● **Task details**:
Read through the lines below for the string "activity" and copy each one that has it.

● **Records shown**:
= Beginning of Section =

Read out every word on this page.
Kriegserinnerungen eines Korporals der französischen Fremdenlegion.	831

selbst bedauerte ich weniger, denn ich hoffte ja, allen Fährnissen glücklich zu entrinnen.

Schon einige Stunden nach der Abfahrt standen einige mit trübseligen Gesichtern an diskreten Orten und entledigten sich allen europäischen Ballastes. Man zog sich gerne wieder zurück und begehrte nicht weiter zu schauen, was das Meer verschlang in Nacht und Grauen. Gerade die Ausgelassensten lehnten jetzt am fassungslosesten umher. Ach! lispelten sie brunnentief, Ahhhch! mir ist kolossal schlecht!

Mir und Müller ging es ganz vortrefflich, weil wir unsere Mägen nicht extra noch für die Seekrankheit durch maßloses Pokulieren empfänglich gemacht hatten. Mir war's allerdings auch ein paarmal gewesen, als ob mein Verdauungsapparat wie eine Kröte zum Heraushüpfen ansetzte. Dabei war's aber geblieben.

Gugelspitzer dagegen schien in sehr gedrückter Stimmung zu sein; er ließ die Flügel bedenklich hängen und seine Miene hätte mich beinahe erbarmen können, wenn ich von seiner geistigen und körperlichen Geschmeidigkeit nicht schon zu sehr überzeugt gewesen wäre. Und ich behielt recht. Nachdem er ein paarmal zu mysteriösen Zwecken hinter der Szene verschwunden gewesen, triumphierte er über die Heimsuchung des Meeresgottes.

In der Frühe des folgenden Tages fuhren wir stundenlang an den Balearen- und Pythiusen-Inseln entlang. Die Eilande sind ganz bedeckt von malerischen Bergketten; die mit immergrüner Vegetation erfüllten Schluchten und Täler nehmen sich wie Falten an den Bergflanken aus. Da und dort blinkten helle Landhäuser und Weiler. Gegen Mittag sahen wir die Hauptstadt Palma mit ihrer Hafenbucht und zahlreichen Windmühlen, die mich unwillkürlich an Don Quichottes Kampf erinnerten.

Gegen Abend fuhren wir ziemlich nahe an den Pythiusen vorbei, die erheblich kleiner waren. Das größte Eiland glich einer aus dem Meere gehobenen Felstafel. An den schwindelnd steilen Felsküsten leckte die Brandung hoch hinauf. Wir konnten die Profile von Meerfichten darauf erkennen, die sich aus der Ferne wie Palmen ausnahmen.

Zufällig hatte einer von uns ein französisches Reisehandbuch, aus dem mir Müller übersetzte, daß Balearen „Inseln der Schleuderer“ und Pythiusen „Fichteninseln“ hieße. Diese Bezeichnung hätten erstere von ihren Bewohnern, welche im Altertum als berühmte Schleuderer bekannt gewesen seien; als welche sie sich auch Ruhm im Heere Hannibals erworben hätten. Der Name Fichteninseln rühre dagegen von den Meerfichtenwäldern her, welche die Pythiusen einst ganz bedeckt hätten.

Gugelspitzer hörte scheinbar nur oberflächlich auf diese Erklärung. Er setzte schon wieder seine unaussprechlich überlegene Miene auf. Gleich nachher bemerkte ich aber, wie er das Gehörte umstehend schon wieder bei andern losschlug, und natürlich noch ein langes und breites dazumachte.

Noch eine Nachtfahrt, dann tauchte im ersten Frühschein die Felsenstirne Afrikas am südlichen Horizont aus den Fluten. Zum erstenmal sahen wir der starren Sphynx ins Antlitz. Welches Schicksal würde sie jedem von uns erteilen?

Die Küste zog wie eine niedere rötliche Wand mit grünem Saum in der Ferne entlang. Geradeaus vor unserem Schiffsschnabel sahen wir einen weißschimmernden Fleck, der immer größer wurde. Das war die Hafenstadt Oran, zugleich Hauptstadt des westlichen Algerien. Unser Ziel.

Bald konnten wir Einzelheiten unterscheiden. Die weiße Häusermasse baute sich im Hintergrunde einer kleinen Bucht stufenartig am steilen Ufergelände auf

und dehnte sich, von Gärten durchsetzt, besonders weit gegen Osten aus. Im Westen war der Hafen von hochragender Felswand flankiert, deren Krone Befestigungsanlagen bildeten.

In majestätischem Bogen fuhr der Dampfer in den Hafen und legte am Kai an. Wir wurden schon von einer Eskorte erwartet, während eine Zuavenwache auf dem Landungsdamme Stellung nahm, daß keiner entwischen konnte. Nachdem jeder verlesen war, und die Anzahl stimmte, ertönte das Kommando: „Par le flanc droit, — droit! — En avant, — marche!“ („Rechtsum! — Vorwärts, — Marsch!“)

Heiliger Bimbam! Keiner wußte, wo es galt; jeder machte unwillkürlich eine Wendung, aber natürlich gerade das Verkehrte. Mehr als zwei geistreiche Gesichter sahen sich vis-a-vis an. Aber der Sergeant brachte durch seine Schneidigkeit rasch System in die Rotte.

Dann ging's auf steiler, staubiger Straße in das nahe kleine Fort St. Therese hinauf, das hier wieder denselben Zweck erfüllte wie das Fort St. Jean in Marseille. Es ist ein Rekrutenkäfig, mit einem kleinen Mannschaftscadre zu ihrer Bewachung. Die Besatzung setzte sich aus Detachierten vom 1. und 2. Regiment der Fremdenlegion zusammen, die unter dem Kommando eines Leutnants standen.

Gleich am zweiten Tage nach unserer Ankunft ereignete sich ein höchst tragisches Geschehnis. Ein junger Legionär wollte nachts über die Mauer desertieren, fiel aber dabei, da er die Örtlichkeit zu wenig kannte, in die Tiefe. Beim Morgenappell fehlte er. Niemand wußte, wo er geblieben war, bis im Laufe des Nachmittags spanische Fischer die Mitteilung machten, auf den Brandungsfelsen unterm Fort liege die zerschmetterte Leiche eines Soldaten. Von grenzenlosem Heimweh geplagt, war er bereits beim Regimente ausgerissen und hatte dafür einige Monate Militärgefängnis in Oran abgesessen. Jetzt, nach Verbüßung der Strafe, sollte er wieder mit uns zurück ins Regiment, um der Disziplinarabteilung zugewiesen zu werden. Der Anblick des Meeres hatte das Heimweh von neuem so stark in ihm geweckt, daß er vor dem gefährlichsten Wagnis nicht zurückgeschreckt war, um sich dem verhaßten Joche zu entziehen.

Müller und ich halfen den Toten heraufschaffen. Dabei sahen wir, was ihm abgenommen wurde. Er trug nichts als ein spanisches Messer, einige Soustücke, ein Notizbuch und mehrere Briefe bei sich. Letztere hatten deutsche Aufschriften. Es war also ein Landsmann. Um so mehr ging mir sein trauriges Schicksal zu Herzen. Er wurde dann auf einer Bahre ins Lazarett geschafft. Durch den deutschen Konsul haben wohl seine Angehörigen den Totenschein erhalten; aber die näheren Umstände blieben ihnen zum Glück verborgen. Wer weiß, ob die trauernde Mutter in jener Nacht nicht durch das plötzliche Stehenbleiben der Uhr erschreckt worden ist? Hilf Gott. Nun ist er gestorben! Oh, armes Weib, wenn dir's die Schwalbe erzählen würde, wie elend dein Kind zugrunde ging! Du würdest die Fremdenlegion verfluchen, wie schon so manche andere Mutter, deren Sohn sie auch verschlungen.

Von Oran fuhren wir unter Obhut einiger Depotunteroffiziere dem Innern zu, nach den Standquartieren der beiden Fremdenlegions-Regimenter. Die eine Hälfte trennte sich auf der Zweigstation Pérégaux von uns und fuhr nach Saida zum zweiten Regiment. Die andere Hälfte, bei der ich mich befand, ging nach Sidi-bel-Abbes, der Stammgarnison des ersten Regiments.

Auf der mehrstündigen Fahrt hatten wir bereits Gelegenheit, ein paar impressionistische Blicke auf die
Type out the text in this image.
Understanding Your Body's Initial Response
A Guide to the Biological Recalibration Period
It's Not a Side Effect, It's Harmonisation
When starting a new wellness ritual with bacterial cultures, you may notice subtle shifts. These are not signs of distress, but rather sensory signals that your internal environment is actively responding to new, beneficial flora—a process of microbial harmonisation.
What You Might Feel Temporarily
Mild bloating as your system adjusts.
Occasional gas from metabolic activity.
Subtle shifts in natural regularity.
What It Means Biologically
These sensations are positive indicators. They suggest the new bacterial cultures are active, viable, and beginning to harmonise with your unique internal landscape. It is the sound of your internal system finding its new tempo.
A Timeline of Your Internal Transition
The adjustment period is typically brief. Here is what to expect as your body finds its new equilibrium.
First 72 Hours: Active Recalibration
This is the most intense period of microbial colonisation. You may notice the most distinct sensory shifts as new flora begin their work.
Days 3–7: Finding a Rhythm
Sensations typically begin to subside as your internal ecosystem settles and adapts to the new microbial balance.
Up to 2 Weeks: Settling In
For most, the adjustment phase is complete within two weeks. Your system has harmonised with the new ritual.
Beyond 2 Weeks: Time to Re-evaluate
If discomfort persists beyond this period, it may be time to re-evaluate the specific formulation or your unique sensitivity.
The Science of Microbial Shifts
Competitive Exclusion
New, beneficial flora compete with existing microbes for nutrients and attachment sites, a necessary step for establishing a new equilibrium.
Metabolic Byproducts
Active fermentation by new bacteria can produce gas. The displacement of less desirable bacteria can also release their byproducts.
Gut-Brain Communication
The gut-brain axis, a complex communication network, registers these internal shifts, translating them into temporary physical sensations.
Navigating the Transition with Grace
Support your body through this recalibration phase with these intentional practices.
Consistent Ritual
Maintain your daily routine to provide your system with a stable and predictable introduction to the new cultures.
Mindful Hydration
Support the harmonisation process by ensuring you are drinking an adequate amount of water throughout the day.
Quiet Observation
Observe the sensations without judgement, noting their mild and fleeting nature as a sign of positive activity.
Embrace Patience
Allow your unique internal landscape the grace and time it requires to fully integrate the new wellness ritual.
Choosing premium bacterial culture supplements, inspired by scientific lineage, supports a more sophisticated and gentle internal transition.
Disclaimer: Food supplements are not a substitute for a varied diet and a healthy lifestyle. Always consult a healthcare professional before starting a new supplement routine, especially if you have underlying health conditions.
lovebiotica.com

= End of Section =

● **Output**:
Occasional gas from metabolic activity.
Observe the sensations without judgement, noting their mild and fleeting nature as a sign of positive activity.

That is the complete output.